JOB 1: Replace "scenario" with "situation" in the passage of the dish-pricing solution from "maximum price of" to "for three SD.", and write that passage out again.

EXTRACT TO READ:
* * *
For r = 31-(x+y),put all values for (x+y) more than 18.

For x+y = 19, r = 12.

As you keep on increasing the value for (x+y), the value of r will decrease. Thus, the value of r = 12. Also, for any other value of (x+y), the highest value will always come out to be 12. Sufficient.

From F.S 2, we have that x = 9. We can have y=10, r = 11. The price of the main dishes can be 17,15,14,13 to give a total of 89 dollars.Again, for y=8, r= 12, we have the price of the other dishes to be 18,15,14,13. Not Sufficient as the value of r is not fixed.


A.

each dish was a different integer.
each main dish cost more than any side dish

St1: Most expensive main dish = 16
lets say other 3 main dish cost 15, 14 and 13
that leaves 31 to be divided between 3 side dishes.
maximum price of a side dish can be 12 as 13 is the least expensive main dish
so side dishes could be priced 12, 11 and 8

Consider another scenario:
lets say most exp MD costs 16 and three other MD costs 14,12 and 10
that leaves 37 for 3 SD. This cannot be the case since all side dished must cost less than 10 (minimum cost of any main dish)

and 1 more scenario:
so its established that the 4 MD cost 16, 15, 14 and 13 leaving 31 for three SD.
* * *
RAW RECORDS:
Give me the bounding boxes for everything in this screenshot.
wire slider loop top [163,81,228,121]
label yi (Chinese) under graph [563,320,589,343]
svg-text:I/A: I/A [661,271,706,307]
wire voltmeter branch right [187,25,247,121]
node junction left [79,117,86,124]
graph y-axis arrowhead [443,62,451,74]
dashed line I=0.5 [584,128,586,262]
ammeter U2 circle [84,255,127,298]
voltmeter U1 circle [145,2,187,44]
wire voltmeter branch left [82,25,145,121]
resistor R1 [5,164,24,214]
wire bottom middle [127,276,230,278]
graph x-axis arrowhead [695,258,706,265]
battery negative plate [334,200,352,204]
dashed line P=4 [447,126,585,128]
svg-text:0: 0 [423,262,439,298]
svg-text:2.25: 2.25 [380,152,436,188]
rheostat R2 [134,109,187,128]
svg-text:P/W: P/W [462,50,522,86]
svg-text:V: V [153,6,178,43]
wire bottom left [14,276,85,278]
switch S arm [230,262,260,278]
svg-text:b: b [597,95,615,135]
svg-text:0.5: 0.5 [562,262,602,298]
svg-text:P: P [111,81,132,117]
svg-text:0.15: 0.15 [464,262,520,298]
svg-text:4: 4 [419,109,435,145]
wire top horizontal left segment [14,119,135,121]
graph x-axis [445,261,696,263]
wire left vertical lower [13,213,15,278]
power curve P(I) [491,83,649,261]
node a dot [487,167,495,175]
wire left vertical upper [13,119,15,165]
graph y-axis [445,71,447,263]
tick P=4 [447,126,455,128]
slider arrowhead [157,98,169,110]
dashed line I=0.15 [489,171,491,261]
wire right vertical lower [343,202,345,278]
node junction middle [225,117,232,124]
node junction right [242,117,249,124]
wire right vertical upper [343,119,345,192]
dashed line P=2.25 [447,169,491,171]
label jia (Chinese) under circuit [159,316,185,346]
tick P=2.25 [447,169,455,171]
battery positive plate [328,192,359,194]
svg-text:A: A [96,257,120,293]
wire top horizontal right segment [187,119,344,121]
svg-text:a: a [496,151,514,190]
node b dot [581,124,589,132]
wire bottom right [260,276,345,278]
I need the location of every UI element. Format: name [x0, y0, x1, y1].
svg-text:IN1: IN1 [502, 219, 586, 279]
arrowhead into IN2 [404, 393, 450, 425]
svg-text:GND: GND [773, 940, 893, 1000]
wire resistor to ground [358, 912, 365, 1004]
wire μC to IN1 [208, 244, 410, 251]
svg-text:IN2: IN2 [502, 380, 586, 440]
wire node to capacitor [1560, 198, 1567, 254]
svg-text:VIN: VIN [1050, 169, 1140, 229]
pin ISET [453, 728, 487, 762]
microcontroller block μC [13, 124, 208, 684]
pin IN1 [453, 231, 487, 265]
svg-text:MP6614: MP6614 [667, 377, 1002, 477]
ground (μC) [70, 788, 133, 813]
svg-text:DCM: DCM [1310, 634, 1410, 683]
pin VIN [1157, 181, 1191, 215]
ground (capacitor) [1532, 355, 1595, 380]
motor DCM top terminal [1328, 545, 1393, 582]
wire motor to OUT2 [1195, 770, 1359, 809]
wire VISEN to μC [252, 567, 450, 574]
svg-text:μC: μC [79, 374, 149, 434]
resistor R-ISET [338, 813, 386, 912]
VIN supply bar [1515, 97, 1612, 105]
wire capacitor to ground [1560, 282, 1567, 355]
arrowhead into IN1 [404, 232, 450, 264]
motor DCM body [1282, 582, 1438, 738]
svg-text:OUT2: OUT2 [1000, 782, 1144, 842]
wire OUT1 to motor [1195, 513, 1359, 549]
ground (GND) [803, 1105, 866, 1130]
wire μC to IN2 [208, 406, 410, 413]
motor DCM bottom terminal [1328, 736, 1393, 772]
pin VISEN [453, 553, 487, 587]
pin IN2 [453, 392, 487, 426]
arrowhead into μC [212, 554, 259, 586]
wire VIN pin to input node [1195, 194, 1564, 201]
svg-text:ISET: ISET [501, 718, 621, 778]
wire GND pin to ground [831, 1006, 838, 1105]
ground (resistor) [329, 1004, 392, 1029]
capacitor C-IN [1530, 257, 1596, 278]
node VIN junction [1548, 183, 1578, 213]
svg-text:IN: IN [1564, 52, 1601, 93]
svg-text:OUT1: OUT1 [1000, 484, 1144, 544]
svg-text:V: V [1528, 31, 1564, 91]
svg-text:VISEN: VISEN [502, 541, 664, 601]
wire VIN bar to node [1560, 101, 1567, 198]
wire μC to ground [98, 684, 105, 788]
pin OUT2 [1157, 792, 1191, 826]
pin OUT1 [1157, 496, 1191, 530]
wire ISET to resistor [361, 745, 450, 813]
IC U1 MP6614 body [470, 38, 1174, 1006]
* * *
JOB 2: Put the listing from its first line through the line with "voltmeter U1 circle [145,2,187,44]" into a Markdown table with the columns Row and Listing line, and skip any blank lines.

WORKED SOLUTION 1:
maximum price of a side dish can be 12 as 13 is the least expensive main dish
so side dishes could be priced 12, 11 and 8

Consider another situation:
lets say most exp MD costs 16 and three other MD costs 14,12 and 10
that leaves 37 for 3 SD. This cannot be the case since all side dished must cost less than 10 (minimum cost of any main dish)

and 1 more situation:
so its established that the 4 MD cost 16, 15, 14 and 13 leaving 31 for three SD.

WORKED SOLUTION 2:
| Row | Listing line |
|---|---|
| 1 | Give me the bounding boxes for everything in this screenshot. |
| 2 | wire slider loop top [163,81,228,121] |
| 3 | label yi (Chinese) under graph [563,320,589,343] |
| 4 | svg-text:I/A: I/A [661,271,706,307] |
| 5 | wire voltmeter branch right [187,25,247,121] |
| 6 | node junction left [79,117,86,124] |
| 7 | graph y-axis arrowhead [443,62,451,74] |
| 8 | dashed line I=0.5 [584,128,586,262] |
| 9 | ammeter U2 circle [84,255,127,298] |
| 10 | voltmeter U1 circle [145,2,187,44] |